* Input data *
****************************************

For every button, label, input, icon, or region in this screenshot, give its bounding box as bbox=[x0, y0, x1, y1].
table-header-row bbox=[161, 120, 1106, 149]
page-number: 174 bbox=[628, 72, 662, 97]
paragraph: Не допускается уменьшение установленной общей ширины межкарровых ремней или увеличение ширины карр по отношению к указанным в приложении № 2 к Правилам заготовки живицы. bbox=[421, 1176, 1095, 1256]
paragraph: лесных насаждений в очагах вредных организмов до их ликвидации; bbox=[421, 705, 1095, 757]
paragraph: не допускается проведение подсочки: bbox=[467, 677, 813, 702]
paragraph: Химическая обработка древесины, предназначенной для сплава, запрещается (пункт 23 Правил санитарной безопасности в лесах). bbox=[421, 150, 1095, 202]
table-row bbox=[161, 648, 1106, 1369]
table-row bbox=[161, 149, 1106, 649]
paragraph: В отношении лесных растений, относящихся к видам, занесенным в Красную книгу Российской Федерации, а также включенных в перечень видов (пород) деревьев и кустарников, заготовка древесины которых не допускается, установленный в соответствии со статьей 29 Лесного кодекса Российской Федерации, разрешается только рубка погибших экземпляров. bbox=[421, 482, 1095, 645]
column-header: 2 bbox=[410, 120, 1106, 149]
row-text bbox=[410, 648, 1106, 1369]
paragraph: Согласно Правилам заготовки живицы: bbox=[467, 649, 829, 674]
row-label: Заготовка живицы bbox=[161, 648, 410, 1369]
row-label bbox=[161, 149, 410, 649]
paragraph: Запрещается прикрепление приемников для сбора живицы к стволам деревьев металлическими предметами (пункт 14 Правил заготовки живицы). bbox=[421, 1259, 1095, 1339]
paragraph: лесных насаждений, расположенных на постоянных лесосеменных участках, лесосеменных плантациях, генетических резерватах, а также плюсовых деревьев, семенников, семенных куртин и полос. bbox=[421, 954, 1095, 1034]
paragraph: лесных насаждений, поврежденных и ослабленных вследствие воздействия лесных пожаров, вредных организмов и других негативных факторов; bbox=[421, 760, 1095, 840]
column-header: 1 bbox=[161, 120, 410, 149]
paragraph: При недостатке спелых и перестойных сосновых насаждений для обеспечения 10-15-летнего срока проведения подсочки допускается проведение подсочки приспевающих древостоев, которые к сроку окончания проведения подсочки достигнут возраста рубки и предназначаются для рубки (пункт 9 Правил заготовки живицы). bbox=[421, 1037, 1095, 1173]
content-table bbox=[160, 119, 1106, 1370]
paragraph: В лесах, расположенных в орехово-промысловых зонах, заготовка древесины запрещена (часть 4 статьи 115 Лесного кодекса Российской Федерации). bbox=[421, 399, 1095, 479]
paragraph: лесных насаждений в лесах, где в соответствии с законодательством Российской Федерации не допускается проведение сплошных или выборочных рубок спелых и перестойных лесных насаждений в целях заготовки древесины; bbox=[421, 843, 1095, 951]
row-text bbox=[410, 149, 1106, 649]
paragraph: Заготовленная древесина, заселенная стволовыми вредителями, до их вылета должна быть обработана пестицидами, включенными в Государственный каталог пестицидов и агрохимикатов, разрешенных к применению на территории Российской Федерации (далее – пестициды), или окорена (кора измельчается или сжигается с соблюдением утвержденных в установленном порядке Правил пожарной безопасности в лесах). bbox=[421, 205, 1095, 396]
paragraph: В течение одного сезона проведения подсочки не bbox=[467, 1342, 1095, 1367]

****************************************

* Problem statement *
Rewrite the items from their first line through the line containing "column-header: 2 bbox=[410, 120, 1106, 149]", replacing "screenshot" with "page image" and leaving everything else unchanged.

* Full output *
For every button, label, input, icon, or region in this page image, give its bounding box as bbox=[x0, y0, x1, y1].
table-header-row bbox=[161, 120, 1106, 149]
page-number: 174 bbox=[628, 72, 662, 97]
paragraph: Не допускается уменьшение установленной общей ширины межкарровых ремней или увеличение ширины карр по отношению к указанным в приложении № 2 к Правилам заготовки живицы. bbox=[421, 1176, 1095, 1256]
paragraph: лесных насаждений в очагах вредных организмов до их ликвидации; bbox=[421, 705, 1095, 757]
paragraph: не допускается проведение подсочки: bbox=[467, 677, 813, 702]
paragraph: Химическая обработка древесины, предназначенной для сплава, запрещается (пункт 23 Правил санитарной безопасности в лесах). bbox=[421, 150, 1095, 202]
table-row bbox=[161, 648, 1106, 1369]
table-row bbox=[161, 149, 1106, 649]
paragraph: В отношении лесных растений, относящихся к видам, занесенным в Красную книгу Российской Федерации, а также включенных в перечень видов (пород) деревьев и кустарников, заготовка древесины которых не допускается, установленный в соответствии со статьей 29 Лесного кодекса Российской Федерации, разрешается только рубка погибших экземпляров. bbox=[421, 482, 1095, 645]
column-header: 2 bbox=[410, 120, 1106, 149]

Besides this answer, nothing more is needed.